[THE REQUEST]
Scan the entries below and extract each line with the word "Indirect" in it.

[RECORDS PROVIDED]
────────────────────────────────────────

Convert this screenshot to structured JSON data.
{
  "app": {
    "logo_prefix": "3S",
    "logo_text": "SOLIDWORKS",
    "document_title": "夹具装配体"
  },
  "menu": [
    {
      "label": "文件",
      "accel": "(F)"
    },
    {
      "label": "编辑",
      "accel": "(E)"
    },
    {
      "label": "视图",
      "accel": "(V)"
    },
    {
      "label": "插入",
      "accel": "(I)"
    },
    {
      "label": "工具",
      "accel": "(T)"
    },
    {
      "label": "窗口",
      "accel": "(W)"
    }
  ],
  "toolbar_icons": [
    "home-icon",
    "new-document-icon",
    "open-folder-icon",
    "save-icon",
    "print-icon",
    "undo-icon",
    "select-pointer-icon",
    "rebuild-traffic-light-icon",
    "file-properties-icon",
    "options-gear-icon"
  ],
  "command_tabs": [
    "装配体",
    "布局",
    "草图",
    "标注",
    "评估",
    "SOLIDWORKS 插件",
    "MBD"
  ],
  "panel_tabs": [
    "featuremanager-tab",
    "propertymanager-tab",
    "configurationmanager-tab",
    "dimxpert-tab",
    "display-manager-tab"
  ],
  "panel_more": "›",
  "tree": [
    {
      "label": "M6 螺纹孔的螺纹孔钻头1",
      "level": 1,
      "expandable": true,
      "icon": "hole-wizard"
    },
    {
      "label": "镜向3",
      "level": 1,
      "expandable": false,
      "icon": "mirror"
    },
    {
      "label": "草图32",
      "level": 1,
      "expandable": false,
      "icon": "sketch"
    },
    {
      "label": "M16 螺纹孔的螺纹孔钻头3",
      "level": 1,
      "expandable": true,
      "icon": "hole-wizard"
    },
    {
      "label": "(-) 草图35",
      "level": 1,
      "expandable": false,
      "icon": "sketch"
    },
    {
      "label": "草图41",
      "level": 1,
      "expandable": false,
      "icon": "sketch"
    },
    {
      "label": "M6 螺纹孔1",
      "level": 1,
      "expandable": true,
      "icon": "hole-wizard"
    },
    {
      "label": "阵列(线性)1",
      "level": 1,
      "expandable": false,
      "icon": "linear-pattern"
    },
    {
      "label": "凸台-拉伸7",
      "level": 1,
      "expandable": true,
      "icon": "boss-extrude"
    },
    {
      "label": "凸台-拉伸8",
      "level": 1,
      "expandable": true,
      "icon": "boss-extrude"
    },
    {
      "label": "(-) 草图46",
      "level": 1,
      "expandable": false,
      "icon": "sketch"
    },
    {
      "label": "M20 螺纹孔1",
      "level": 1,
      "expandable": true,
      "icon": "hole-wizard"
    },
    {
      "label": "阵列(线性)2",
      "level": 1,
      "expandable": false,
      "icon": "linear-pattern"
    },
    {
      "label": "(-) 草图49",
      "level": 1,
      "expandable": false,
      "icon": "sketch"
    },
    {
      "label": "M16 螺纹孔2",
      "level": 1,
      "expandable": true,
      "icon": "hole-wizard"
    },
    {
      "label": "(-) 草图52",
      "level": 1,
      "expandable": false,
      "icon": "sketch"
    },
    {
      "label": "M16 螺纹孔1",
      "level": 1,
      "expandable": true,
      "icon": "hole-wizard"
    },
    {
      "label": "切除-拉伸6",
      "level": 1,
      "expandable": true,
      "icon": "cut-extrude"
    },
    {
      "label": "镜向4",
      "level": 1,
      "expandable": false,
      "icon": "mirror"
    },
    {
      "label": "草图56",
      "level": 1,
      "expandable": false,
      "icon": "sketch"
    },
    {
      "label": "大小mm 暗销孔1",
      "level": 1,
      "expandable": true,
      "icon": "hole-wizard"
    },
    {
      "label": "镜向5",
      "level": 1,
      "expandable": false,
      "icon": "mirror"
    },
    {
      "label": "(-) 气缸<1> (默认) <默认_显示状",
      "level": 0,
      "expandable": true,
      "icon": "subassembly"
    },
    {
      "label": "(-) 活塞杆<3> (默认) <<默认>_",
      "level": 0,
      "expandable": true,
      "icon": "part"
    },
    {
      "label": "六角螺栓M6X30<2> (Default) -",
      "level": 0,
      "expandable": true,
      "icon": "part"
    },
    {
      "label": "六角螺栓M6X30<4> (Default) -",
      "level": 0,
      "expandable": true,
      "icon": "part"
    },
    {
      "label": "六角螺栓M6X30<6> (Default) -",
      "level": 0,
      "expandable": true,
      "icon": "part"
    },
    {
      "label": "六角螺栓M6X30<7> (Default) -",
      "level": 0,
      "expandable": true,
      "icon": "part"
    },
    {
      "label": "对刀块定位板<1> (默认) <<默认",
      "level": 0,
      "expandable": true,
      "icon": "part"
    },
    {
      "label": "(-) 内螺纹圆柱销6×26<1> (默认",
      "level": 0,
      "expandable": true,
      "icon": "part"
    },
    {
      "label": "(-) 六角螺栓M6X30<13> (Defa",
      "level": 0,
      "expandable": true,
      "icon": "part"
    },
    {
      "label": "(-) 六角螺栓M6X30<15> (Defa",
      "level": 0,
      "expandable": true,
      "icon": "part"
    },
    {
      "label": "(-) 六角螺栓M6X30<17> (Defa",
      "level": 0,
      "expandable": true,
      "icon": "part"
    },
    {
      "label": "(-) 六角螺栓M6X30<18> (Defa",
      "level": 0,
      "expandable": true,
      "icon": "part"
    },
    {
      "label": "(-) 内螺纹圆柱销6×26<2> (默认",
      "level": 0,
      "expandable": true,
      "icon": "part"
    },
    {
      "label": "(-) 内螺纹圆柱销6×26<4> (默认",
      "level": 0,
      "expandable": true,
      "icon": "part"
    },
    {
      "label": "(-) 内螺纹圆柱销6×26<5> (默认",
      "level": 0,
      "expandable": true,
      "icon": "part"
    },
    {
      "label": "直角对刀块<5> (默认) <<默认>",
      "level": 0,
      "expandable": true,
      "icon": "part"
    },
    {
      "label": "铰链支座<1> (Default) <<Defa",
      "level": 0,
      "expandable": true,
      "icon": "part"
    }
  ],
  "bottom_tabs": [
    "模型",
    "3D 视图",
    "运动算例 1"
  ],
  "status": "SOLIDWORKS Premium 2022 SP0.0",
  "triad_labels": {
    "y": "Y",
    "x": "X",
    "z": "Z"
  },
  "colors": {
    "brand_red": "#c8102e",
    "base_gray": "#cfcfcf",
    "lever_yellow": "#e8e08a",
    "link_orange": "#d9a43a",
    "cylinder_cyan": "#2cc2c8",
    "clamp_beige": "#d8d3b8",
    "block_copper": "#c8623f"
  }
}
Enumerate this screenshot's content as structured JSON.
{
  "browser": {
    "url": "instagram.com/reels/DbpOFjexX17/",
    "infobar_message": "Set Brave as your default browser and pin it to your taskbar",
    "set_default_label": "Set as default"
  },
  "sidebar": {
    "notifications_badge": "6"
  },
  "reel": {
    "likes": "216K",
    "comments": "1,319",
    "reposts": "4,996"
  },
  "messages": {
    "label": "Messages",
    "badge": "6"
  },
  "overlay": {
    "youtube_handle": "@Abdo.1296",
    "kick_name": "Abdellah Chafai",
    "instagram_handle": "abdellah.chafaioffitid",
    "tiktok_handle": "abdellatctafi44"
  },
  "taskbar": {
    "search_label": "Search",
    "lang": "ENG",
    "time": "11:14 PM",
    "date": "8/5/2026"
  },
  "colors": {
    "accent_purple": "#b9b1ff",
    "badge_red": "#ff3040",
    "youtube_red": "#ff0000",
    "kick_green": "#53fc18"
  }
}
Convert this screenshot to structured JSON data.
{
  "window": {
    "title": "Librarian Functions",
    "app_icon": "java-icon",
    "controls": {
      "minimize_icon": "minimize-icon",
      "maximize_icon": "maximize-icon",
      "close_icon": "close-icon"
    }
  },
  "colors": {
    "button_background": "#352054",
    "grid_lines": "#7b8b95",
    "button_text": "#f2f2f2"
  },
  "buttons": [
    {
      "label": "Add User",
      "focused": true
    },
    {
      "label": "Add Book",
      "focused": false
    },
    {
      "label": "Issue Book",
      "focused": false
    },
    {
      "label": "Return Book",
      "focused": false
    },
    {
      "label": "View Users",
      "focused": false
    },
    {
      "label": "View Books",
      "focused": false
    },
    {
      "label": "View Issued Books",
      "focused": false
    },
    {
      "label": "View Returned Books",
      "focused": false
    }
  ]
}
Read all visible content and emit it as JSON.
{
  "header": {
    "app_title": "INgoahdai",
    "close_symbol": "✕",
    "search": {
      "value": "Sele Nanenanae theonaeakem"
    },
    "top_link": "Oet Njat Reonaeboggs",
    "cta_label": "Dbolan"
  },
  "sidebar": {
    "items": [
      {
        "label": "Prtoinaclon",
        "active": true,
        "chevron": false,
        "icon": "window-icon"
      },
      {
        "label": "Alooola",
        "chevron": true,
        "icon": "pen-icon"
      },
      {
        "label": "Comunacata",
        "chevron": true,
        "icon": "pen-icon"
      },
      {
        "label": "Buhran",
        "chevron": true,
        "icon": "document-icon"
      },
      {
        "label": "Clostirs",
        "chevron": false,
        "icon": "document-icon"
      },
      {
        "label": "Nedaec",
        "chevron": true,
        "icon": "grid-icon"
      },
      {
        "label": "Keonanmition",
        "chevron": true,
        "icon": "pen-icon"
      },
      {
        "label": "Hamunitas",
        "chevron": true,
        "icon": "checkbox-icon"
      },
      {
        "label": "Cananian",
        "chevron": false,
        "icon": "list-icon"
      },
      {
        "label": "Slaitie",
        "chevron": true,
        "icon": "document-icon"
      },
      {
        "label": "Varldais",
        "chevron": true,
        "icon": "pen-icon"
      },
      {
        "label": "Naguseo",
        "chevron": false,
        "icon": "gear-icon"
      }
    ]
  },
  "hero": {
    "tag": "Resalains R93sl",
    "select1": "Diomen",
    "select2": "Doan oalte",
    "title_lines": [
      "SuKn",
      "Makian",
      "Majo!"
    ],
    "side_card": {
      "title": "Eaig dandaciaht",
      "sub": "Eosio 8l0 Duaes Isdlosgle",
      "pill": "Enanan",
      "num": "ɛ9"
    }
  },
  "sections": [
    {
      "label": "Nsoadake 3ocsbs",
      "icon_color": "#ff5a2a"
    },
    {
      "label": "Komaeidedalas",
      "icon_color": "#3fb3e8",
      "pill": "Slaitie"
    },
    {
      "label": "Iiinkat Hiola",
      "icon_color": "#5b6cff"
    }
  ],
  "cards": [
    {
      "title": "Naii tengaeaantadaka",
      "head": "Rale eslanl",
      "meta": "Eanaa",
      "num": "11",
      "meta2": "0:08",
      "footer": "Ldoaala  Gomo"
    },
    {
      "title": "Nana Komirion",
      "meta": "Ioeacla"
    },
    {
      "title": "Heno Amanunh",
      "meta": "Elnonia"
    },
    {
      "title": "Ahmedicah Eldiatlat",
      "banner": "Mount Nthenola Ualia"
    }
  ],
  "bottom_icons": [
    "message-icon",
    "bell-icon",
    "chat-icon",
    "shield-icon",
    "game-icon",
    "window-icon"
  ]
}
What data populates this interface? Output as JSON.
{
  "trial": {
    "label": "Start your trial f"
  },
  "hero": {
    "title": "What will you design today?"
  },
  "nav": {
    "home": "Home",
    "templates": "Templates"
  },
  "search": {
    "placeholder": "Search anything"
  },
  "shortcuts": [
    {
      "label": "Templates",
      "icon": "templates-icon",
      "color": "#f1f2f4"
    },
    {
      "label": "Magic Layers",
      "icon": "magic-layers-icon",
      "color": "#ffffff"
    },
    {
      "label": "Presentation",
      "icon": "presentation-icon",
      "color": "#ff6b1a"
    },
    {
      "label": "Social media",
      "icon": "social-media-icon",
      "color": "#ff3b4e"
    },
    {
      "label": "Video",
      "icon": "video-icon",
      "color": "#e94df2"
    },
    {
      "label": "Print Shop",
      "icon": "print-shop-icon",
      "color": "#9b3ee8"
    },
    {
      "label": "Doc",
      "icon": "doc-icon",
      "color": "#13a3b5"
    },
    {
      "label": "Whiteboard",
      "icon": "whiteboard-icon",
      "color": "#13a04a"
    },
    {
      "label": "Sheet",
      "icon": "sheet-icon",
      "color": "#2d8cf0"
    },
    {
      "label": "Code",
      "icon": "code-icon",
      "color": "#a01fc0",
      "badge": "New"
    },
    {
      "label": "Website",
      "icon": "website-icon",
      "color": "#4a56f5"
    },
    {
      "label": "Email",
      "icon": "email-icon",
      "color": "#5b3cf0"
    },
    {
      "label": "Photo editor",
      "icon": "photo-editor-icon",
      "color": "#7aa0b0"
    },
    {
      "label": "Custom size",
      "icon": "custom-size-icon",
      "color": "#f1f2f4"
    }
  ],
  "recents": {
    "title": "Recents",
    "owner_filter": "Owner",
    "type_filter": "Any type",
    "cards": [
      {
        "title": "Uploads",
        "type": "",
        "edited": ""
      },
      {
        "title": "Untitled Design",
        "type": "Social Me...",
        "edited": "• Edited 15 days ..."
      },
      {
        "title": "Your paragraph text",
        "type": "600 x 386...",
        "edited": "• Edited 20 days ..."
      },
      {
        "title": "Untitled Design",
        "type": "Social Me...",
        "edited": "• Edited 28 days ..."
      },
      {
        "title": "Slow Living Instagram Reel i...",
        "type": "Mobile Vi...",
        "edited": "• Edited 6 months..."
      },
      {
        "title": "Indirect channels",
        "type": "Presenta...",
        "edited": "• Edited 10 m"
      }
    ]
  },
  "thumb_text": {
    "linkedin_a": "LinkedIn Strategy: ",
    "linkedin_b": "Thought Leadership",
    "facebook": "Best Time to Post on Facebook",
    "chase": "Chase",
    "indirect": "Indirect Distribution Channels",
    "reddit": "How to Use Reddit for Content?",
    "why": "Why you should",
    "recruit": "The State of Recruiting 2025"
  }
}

────────────────────────────────────────

[THE OUTPUT]
        "title": "Indirect channels",
    "indirect": "Indirect Distribution Channels",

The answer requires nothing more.